* [Given instruction]: Write out each line of the listing as it stands, without the images.

Stored records:
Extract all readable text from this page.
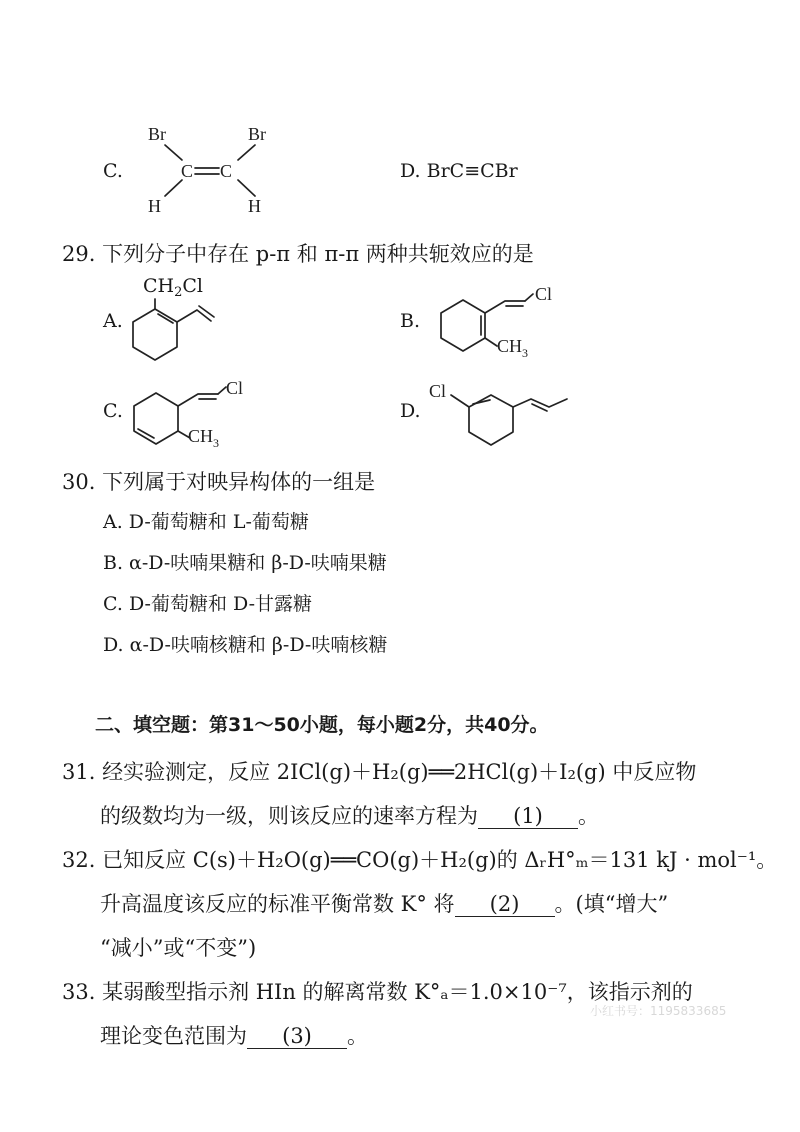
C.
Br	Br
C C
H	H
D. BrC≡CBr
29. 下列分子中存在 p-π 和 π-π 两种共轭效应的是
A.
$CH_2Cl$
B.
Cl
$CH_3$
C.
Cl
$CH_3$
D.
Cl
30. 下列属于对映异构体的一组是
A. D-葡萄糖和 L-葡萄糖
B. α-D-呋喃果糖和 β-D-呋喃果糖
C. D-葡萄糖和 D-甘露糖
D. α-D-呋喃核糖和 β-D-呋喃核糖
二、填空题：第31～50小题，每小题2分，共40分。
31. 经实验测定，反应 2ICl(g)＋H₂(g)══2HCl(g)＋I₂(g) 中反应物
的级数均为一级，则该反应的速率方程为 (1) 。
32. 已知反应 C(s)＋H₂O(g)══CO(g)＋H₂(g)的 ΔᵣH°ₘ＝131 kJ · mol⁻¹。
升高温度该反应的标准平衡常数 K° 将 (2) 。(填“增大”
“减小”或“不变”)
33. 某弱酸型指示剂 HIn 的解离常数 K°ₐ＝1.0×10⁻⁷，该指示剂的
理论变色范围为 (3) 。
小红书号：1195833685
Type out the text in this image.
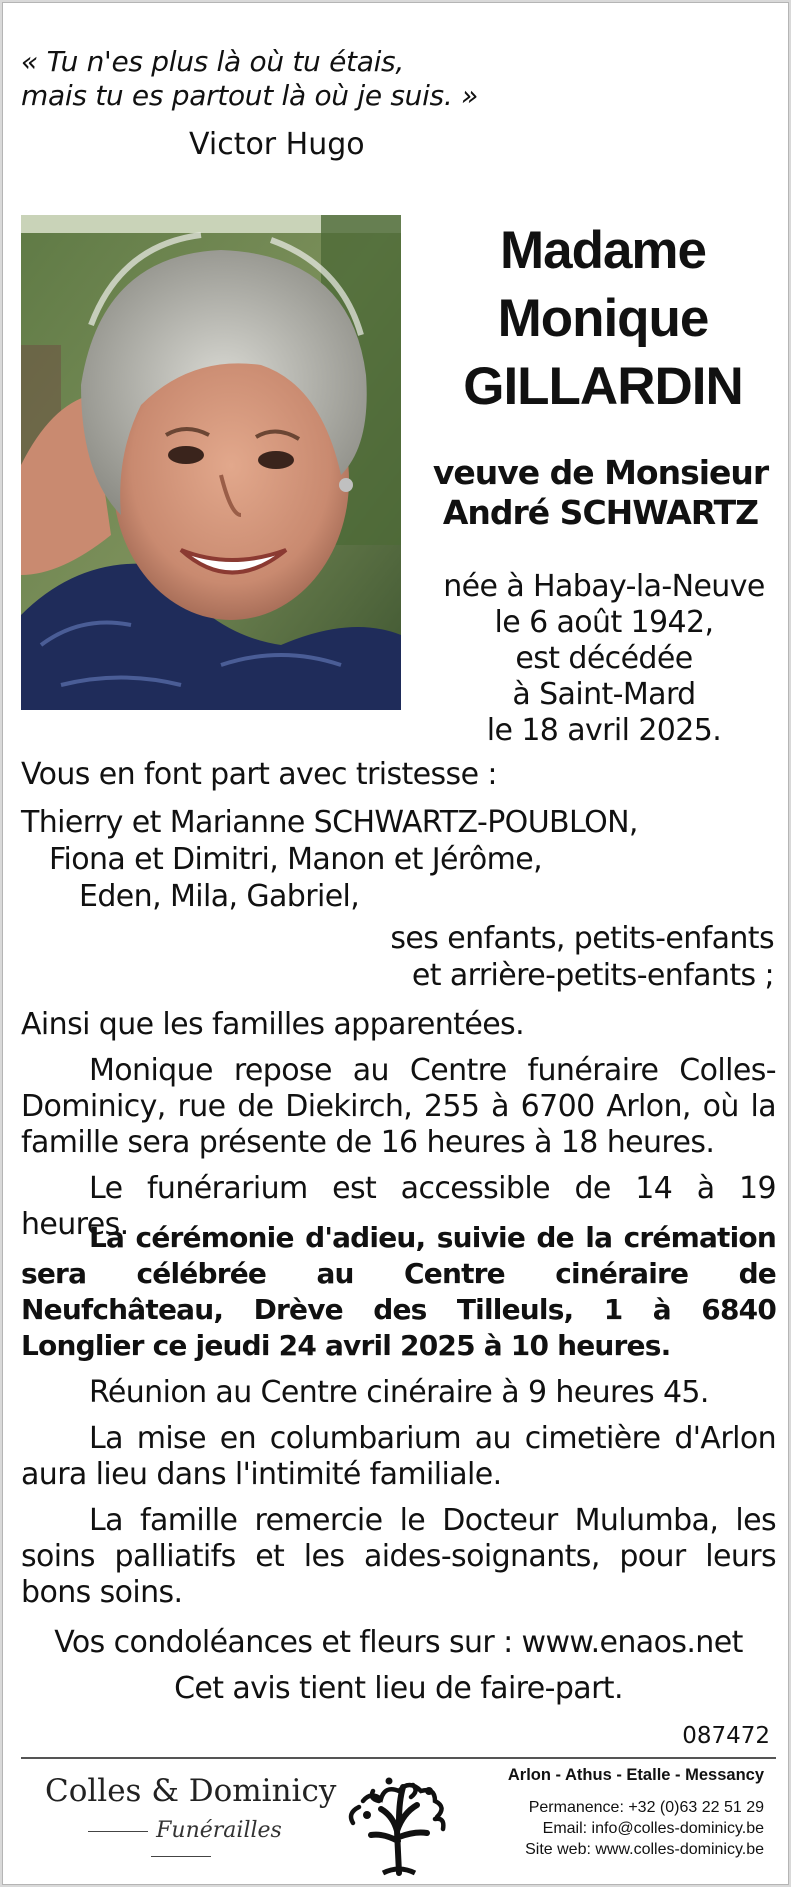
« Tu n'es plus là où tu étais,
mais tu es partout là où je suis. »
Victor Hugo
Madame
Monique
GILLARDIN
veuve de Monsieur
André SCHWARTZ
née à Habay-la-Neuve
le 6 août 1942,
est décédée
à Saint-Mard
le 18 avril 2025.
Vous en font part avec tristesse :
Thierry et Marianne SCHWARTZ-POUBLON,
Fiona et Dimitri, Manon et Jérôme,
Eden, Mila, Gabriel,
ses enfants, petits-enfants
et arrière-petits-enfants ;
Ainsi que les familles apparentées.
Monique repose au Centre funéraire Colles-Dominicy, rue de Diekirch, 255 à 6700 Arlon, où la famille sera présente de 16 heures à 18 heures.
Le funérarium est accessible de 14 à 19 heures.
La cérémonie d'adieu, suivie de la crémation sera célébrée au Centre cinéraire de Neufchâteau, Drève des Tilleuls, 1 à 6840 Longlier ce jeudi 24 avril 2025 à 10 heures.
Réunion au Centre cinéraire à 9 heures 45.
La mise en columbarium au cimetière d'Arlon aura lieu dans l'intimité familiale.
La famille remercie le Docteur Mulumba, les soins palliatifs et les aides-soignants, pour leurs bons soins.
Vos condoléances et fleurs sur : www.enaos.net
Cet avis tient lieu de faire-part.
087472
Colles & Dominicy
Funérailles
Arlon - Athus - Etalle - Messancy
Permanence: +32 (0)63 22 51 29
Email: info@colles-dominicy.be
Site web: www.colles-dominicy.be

* [Solution for this problem]:
Extract all readable text from this page.
C.
Br	Br
C C
H	H
D. BrC≡CBr
29. 下列分子中存在 p-π 和 π-π 两种共轭效应的是
A.
$CH_2Cl$
B.
Cl
$CH_3$
C.
Cl
$CH_3$
D.
Cl
30. 下列属于对映异构体的一组是
A. D-葡萄糖和 L-葡萄糖
B. α-D-呋喃果糖和 β-D-呋喃果糖
C. D-葡萄糖和 D-甘露糖
D. α-D-呋喃核糖和 β-D-呋喃核糖
二、填空题：第31～50小题，每小题2分，共40分。
31. 经实验测定，反应 2ICl(g)＋H₂(g)══2HCl(g)＋I₂(g) 中反应物
的级数均为一级，则该反应的速率方程为 (1) 。
32. 已知反应 C(s)＋H₂O(g)══CO(g)＋H₂(g)的 ΔᵣH°ₘ＝131 kJ · mol⁻¹。
升高温度该反应的标准平衡常数 K° 将 (2) 。(填“增大”
“减小”或“不变”)
33. 某弱酸型指示剂 HIn 的解离常数 K°ₐ＝1.0×10⁻⁷，该指示剂的
理论变色范围为 (3) 。
小红书号：1195833685
Type out the text in this image.
« Tu n'es plus là où tu étais,
mais tu es partout là où je suis. »
Victor Hugo
Madame
Monique
GILLARDIN
veuve de Monsieur
André SCHWARTZ
née à Habay-la-Neuve
le 6 août 1942,
est décédée
à Saint-Mard
le 18 avril 2025.
Vous en font part avec tristesse :
Thierry et Marianne SCHWARTZ-POUBLON,
Fiona et Dimitri, Manon et Jérôme,
Eden, Mila, Gabriel,
ses enfants, petits-enfants
et arrière-petits-enfants ;
Ainsi que les familles apparentées.
Monique repose au Centre funéraire Colles-Dominicy, rue de Diekirch, 255 à 6700 Arlon, où la famille sera présente de 16 heures à 18 heures.
Le funérarium est accessible de 14 à 19 heures.
La cérémonie d'adieu, suivie de la crémation sera célébrée au Centre cinéraire de Neufchâteau, Drève des Tilleuls, 1 à 6840 Longlier ce jeudi 24 avril 2025 à 10 heures.
Réunion au Centre cinéraire à 9 heures 45.
La mise en columbarium au cimetière d'Arlon aura lieu dans l'intimité familiale.
La famille remercie le Docteur Mulumba, les soins palliatifs et les aides-soignants, pour leurs bons soins.
Vos condoléances et fleurs sur : www.enaos.net
Cet avis tient lieu de faire-part.
087472
Colles & Dominicy
Funérailles
Arlon - Athus - Etalle - Messancy
Permanence: +32 (0)63 22 51 29
Email: info@colles-dominicy.be
Site web: www.colles-dominicy.be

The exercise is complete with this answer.